§ Material shown:

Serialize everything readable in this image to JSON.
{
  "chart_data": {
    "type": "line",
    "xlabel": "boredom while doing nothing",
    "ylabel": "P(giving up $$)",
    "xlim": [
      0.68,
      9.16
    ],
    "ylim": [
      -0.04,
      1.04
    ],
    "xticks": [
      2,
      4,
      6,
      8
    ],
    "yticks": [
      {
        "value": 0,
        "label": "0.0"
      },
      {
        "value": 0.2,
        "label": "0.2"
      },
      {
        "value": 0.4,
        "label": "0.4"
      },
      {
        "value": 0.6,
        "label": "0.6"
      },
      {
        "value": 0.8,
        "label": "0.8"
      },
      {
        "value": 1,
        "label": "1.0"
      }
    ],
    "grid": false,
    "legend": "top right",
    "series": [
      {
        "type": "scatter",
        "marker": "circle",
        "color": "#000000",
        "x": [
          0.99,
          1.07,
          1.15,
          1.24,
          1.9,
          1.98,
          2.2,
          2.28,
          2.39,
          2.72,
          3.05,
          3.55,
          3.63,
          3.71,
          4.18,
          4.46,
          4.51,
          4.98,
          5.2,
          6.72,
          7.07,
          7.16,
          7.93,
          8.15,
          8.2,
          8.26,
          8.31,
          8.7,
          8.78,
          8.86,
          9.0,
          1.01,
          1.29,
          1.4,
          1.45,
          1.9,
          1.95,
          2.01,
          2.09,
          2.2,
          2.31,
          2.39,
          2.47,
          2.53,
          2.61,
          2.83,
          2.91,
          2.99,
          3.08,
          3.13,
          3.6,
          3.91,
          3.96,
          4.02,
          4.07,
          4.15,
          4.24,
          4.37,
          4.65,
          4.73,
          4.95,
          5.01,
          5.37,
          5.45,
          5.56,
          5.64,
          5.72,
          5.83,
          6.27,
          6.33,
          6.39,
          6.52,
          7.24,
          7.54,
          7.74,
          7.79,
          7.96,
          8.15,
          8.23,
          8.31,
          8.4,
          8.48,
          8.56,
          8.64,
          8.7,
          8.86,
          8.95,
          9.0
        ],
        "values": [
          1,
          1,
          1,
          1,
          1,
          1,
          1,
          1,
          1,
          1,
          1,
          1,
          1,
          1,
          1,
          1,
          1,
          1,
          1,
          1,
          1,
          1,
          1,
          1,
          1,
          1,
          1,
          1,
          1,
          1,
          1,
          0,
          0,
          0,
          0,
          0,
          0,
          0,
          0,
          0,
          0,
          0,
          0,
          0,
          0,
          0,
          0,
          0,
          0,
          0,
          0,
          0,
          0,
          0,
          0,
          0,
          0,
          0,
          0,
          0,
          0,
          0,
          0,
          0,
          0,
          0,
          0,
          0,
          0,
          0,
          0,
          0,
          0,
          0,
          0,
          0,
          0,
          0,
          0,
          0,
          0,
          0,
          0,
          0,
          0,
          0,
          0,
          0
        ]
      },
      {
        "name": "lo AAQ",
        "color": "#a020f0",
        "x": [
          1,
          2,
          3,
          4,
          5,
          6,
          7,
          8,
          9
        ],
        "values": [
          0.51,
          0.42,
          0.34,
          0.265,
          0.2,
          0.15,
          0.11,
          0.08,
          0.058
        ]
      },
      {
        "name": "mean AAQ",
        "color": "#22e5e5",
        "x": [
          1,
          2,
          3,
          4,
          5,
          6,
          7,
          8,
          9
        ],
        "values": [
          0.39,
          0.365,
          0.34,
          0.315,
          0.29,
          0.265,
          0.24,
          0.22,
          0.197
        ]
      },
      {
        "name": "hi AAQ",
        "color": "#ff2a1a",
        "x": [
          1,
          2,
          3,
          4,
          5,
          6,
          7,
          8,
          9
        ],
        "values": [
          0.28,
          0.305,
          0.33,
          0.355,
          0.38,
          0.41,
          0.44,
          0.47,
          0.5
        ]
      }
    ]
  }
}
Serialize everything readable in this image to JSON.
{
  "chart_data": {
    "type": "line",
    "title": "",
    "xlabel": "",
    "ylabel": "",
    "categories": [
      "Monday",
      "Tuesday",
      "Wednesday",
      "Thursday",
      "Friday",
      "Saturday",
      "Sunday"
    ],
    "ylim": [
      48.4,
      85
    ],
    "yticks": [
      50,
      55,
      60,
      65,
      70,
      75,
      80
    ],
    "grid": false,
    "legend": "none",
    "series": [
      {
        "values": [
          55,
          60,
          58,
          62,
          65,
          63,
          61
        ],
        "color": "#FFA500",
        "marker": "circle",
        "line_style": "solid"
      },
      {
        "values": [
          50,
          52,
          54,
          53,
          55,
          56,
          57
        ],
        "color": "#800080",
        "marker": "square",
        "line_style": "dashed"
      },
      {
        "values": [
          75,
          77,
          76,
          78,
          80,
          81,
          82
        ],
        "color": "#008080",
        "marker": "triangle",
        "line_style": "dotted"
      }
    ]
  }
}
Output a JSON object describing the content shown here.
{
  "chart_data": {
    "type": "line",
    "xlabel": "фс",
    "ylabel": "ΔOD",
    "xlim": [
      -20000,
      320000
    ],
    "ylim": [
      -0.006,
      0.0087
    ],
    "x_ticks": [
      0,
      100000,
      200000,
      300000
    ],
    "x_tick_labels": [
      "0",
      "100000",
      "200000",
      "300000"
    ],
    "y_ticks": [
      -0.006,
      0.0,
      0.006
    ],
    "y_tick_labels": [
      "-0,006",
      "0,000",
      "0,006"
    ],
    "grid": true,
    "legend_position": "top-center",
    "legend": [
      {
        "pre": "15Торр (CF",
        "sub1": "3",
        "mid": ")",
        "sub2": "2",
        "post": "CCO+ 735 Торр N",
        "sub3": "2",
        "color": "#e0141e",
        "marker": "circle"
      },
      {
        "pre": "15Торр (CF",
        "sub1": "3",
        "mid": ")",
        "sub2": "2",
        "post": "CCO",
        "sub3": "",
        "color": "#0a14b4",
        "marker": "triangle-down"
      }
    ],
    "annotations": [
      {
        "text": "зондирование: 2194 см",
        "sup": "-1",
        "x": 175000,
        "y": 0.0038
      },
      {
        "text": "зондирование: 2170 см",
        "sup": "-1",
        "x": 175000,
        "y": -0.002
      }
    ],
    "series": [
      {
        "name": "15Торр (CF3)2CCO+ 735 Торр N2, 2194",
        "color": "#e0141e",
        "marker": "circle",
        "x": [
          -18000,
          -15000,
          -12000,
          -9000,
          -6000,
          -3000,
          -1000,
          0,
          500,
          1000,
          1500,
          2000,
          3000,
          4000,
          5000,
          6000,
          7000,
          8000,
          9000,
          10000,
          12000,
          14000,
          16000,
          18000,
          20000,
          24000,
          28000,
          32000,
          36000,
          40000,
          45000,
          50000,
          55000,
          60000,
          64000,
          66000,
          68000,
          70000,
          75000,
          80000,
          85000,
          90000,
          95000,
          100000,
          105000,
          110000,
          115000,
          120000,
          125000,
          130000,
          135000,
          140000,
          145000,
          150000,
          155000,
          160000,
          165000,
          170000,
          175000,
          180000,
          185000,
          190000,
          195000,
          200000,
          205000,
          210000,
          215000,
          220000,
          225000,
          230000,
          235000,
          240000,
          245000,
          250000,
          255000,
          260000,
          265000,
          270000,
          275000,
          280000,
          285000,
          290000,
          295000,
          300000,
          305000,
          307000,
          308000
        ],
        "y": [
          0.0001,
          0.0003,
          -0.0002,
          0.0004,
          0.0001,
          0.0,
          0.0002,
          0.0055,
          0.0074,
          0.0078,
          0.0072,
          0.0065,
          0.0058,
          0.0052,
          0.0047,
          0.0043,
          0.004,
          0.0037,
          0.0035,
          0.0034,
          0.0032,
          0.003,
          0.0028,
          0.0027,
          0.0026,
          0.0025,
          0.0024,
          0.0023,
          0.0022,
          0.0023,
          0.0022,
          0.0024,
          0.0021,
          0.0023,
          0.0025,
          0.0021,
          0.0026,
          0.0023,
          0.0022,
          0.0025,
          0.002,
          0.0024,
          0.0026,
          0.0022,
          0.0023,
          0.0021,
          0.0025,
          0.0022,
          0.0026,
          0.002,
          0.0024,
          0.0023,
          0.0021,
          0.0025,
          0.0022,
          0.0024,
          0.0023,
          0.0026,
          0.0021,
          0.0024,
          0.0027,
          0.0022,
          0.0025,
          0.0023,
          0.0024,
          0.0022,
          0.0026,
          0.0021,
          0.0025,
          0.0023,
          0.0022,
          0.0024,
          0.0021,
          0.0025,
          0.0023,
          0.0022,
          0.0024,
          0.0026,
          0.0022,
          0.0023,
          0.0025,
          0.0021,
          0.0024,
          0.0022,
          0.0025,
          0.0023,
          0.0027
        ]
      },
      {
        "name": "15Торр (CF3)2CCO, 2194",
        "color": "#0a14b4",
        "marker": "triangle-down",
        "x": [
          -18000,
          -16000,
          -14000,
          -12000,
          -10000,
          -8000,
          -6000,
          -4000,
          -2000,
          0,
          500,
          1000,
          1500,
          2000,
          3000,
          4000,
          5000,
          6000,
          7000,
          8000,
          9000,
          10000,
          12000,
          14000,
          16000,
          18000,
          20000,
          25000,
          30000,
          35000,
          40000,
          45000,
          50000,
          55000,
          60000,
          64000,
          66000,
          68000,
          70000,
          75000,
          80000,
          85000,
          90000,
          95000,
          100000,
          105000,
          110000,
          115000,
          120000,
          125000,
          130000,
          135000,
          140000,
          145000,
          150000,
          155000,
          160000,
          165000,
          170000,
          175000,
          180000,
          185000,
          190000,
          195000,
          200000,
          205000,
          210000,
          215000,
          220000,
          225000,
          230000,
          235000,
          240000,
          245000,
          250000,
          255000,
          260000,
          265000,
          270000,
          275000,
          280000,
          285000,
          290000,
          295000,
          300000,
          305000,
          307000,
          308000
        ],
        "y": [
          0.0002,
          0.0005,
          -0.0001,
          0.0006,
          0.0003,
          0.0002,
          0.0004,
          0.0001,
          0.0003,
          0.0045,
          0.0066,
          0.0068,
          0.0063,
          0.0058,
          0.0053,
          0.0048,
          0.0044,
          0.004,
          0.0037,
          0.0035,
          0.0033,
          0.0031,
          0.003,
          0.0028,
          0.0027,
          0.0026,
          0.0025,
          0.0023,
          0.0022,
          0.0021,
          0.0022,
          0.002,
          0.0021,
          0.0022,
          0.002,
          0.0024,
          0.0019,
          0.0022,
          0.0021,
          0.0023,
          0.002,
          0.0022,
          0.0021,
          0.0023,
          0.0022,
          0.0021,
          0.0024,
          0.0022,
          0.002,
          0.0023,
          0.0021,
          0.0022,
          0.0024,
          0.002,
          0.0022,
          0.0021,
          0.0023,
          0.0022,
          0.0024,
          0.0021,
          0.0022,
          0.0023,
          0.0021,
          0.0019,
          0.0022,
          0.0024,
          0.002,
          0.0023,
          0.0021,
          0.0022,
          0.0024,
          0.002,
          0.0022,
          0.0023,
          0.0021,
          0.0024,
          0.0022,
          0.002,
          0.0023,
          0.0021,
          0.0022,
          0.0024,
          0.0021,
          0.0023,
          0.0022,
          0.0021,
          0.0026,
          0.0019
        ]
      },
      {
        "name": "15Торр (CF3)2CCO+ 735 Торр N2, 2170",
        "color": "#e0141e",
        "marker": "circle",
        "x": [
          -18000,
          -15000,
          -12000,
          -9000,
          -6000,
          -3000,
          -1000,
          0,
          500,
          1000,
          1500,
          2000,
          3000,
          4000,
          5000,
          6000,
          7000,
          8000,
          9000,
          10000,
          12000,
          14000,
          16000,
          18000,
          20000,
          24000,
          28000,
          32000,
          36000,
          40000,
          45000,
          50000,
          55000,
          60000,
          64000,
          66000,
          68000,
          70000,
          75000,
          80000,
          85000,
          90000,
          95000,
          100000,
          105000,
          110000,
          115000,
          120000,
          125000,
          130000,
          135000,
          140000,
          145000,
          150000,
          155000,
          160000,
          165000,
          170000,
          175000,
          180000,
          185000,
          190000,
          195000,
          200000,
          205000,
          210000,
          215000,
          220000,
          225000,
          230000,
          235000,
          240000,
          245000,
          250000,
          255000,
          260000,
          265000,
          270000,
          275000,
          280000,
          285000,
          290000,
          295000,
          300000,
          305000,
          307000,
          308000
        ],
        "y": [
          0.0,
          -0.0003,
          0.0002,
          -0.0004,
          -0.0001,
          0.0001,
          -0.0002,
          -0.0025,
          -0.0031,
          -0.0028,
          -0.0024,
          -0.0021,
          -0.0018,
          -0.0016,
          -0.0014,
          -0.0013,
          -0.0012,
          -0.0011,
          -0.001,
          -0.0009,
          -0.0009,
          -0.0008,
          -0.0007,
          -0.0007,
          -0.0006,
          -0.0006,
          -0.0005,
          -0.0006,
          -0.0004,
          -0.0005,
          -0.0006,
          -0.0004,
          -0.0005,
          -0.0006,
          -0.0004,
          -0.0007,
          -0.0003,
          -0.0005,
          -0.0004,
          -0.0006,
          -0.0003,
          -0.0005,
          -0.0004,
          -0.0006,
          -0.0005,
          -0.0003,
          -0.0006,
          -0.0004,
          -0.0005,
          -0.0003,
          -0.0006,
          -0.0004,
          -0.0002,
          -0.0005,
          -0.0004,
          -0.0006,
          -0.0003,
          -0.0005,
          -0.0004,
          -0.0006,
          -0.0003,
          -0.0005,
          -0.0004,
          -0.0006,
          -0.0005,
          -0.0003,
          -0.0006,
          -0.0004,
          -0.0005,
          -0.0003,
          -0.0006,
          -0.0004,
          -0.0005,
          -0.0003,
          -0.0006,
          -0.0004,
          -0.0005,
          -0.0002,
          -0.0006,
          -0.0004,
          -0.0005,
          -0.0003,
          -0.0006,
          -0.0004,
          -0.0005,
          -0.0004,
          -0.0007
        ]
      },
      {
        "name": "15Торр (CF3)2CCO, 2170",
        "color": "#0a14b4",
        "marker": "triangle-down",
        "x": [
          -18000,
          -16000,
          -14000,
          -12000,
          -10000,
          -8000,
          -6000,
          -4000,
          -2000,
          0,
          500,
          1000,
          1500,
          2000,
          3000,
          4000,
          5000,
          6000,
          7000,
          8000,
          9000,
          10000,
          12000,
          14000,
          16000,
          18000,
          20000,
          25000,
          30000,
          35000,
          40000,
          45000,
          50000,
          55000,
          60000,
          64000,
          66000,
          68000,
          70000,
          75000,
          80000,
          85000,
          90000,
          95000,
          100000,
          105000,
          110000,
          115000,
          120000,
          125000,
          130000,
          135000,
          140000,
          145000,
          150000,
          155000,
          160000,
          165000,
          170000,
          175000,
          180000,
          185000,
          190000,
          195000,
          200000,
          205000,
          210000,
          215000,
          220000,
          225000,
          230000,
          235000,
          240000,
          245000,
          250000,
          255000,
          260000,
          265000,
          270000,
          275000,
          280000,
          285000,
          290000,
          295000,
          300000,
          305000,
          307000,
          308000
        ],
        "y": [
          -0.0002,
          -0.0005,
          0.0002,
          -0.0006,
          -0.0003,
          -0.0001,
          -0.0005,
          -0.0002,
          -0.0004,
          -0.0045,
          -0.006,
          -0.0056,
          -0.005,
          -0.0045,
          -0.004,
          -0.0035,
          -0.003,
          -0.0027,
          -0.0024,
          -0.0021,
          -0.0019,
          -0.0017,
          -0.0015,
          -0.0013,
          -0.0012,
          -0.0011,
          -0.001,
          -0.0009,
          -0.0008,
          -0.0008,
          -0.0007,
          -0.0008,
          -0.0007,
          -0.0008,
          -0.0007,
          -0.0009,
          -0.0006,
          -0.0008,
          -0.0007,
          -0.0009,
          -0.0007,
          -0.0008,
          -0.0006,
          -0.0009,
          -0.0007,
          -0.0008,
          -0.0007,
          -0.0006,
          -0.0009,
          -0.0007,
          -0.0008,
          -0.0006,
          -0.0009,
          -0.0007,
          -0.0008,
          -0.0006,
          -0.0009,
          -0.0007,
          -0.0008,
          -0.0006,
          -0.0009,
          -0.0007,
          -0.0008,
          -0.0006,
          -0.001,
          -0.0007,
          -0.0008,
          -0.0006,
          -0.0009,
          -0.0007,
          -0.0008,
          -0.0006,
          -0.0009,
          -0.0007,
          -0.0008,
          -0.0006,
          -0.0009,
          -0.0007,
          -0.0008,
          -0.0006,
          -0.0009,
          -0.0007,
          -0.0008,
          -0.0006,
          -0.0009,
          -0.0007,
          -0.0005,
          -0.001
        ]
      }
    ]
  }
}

§ Requirements: Find the string "ylabel" in the records, then copy each line where it occurs.

§ Result:
    "ylabel": "P(giving up $$)",
    "ylabel": "",
    "ylabel": "ΔOD",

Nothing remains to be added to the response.